## [Data rows]

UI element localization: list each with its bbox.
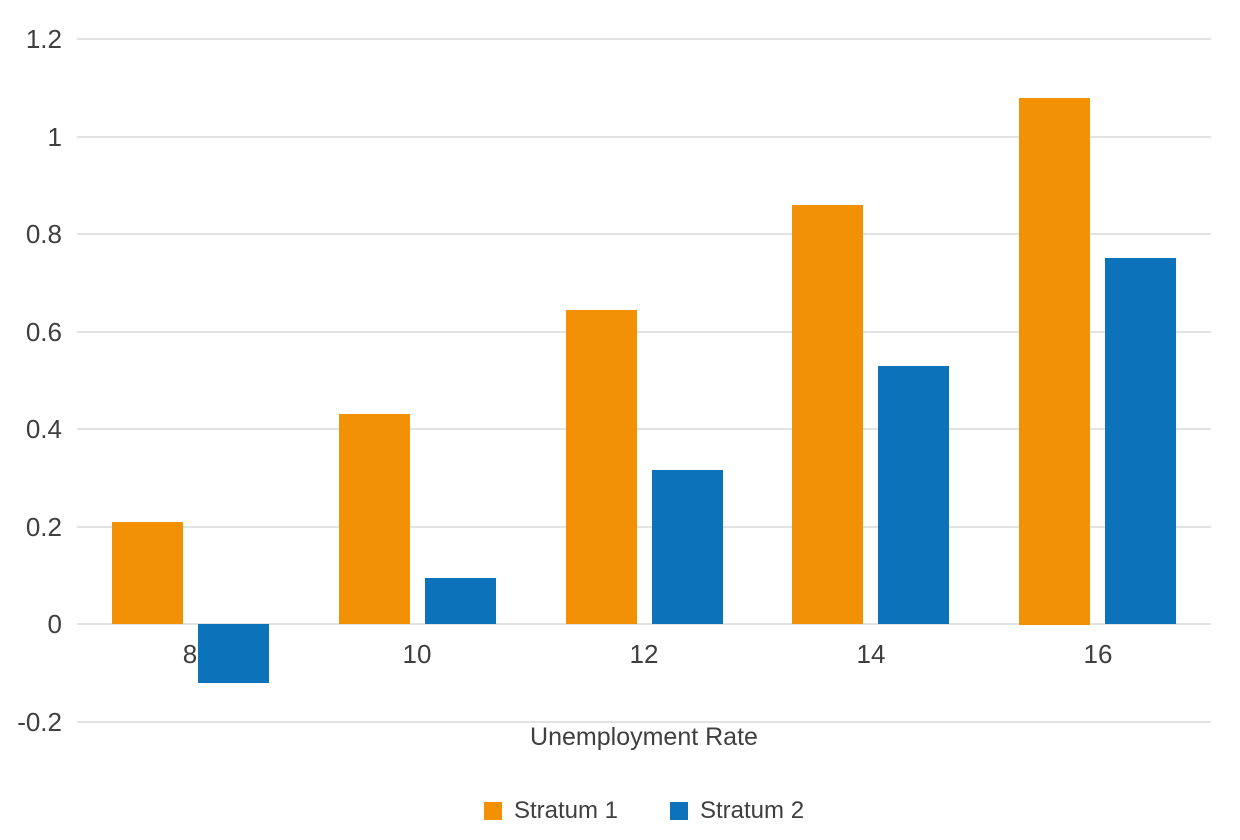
x-axis-tick-label: 16 [1083, 639, 1113, 669]
y-axis-tick-label: 0.2 [25, 512, 62, 542]
x-axis-tick-label: 8 [182, 639, 198, 669]
y-axis-tick-label: 1.2 [25, 24, 62, 54]
y-axis-tick-label: 0 [47, 609, 62, 639]
y-axis-tick-label: -0.2 [17, 707, 62, 737]
y-axis-tick-label: 0.4 [25, 414, 62, 444]
gridline [77, 623, 1211, 625]
gridline [77, 428, 1211, 430]
legend-item-stratum-1: Stratum 1 [483, 797, 618, 824]
gridline [77, 136, 1211, 138]
bar-stratum-1-x8[interactable] [112, 522, 183, 624]
x-axis-tick-label: 14 [856, 639, 886, 669]
gridline [77, 721, 1211, 723]
legend-label: Stratum 2 [700, 797, 805, 824]
x-axis-title: Unemployment Rate [530, 723, 758, 751]
legend-item-stratum-2: Stratum 2 [670, 798, 804, 824]
gridline [77, 526, 1211, 528]
bar-stratum-1-x16[interactable] [1019, 98, 1090, 625]
y-axis-tick-label: 0.8 [25, 219, 62, 249]
legend: Stratum 1 Stratum 2 [77, 798, 1211, 824]
y-axis-tick-label: 1 [47, 122, 62, 152]
x-axis-tick-label: 12 [629, 639, 659, 669]
bar-stratum-1-x14[interactable] [792, 205, 863, 624]
bar-stratum-2-x12[interactable] [652, 470, 723, 624]
bar-stratum-2-x10[interactable] [425, 578, 496, 624]
legend-label: Stratum 1 [513, 797, 618, 824]
gridline [77, 331, 1211, 333]
gridline [77, 233, 1211, 235]
bar-stratum-2-x8[interactable] [198, 624, 269, 683]
x-axis-tick-label: 10 [402, 639, 432, 669]
bar-stratum-2-x14[interactable] [878, 366, 949, 624]
gridline [77, 38, 1211, 40]
bar-stratum-1-x10[interactable] [339, 414, 410, 624]
legend-swatch-icon [483, 802, 502, 820]
legend-swatch-icon [670, 802, 688, 820]
bar-stratum-1-x12[interactable] [566, 310, 637, 624]
bar-stratum-2-x16[interactable] [1105, 258, 1176, 624]
y-axis-tick-label: 0.6 [25, 317, 62, 347]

## [Your task]
Copy the data above line for line without any changes, leaving out the pictures.

## [Response for this exercise]
UI element localization: list each with its bbox.
x-axis-tick-label: 16 [1083, 639, 1113, 669]
y-axis-tick-label: 0.2 [25, 512, 62, 542]
x-axis-tick-label: 8 [182, 639, 198, 669]
y-axis-tick-label: 1.2 [25, 24, 62, 54]
y-axis-tick-label: 0 [47, 609, 62, 639]
y-axis-tick-label: -0.2 [17, 707, 62, 737]
y-axis-tick-label: 0.4 [25, 414, 62, 444]
gridline [77, 623, 1211, 625]
gridline [77, 428, 1211, 430]
legend-item-stratum-1: Stratum 1 [483, 797, 618, 824]
gridline [77, 136, 1211, 138]
bar-stratum-1-x8[interactable] [112, 522, 183, 624]
x-axis-tick-label: 14 [856, 639, 886, 669]
gridline [77, 721, 1211, 723]
legend-label: Stratum 2 [700, 797, 805, 824]
x-axis-title: Unemployment Rate [530, 723, 758, 751]
legend-item-stratum-2: Stratum 2 [670, 798, 804, 824]
gridline [77, 526, 1211, 528]
bar-stratum-1-x16[interactable] [1019, 98, 1090, 625]
y-axis-tick-label: 0.8 [25, 219, 62, 249]
legend: Stratum 1 Stratum 2 [77, 798, 1211, 824]
y-axis-tick-label: 1 [47, 122, 62, 152]
x-axis-tick-label: 12 [629, 639, 659, 669]
bar-stratum-1-x14[interactable] [792, 205, 863, 624]
bar-stratum-2-x12[interactable] [652, 470, 723, 624]
bar-stratum-2-x10[interactable] [425, 578, 496, 624]
legend-label: Stratum 1 [513, 797, 618, 824]
gridline [77, 331, 1211, 333]
gridline [77, 233, 1211, 235]
bar-stratum-2-x8[interactable] [198, 624, 269, 683]
x-axis-tick-label: 10 [402, 639, 432, 669]
bar-stratum-2-x14[interactable] [878, 366, 949, 624]
gridline [77, 38, 1211, 40]
bar-stratum-1-x10[interactable] [339, 414, 410, 624]
legend-swatch-icon [483, 802, 502, 820]
legend-swatch-icon [670, 802, 688, 820]
bar-stratum-1-x12[interactable] [566, 310, 637, 624]
bar-stratum-2-x16[interactable] [1105, 258, 1176, 624]
y-axis-tick-label: 0.6 [25, 317, 62, 347]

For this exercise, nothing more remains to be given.